Exercise instructions: Whenever a line below holds the word "text", copy that line.

(Data entries)
--------------------------------

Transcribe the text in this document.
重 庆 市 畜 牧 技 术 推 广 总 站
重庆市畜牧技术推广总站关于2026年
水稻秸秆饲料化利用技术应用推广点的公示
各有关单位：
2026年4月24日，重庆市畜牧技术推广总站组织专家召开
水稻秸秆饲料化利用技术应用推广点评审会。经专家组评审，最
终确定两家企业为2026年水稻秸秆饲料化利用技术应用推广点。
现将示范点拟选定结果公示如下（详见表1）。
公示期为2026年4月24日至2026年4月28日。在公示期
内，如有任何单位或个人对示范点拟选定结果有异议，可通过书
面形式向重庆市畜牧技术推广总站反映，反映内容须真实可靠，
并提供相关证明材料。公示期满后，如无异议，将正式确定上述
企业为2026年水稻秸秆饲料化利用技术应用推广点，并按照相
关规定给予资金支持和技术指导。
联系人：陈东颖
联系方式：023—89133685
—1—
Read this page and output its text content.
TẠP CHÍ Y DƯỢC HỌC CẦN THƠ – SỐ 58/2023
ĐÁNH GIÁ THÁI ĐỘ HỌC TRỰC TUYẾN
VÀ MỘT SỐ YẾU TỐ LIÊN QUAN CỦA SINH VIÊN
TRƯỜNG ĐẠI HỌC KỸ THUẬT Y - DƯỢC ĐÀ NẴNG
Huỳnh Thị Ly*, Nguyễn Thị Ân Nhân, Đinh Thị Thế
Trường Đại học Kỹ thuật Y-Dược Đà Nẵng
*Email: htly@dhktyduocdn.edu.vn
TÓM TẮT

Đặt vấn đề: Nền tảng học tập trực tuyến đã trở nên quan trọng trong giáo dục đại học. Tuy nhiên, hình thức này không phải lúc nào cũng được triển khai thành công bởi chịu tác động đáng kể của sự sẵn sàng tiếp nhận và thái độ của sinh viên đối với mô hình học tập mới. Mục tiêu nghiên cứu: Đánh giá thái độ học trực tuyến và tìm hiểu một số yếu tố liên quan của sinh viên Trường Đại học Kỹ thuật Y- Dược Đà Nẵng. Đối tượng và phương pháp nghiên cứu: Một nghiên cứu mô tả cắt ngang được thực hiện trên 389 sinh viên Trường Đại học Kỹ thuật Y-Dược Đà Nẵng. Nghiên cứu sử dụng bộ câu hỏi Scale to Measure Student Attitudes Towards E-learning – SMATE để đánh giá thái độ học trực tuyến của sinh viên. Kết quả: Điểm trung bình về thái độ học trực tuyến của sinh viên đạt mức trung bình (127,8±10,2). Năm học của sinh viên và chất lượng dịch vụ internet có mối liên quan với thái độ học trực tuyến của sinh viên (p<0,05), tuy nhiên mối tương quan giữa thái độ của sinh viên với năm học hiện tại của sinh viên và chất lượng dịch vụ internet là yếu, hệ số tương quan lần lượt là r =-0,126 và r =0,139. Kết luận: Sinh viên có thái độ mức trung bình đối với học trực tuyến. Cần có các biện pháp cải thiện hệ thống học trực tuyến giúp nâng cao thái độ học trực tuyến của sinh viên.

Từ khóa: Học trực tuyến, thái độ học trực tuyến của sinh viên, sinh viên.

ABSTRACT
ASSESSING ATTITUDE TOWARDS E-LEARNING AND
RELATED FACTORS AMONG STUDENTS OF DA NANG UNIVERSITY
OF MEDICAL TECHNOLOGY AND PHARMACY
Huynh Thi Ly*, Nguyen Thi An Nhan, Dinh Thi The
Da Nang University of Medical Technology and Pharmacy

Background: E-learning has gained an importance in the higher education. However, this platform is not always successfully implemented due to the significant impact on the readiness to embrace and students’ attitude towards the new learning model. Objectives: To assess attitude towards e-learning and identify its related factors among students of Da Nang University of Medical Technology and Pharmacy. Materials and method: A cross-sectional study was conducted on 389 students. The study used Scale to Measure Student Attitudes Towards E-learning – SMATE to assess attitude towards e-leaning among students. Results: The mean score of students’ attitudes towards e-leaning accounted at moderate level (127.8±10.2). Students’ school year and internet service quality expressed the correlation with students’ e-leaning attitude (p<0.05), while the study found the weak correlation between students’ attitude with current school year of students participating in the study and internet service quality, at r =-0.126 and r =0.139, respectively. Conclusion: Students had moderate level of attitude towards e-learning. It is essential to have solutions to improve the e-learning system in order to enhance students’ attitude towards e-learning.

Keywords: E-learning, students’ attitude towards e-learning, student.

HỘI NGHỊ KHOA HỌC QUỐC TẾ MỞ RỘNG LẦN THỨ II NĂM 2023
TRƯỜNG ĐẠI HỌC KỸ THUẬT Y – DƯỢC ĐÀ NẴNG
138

--------------------------------

Complete answer:
Transcribe the text in this document.
Read this page and output its text content.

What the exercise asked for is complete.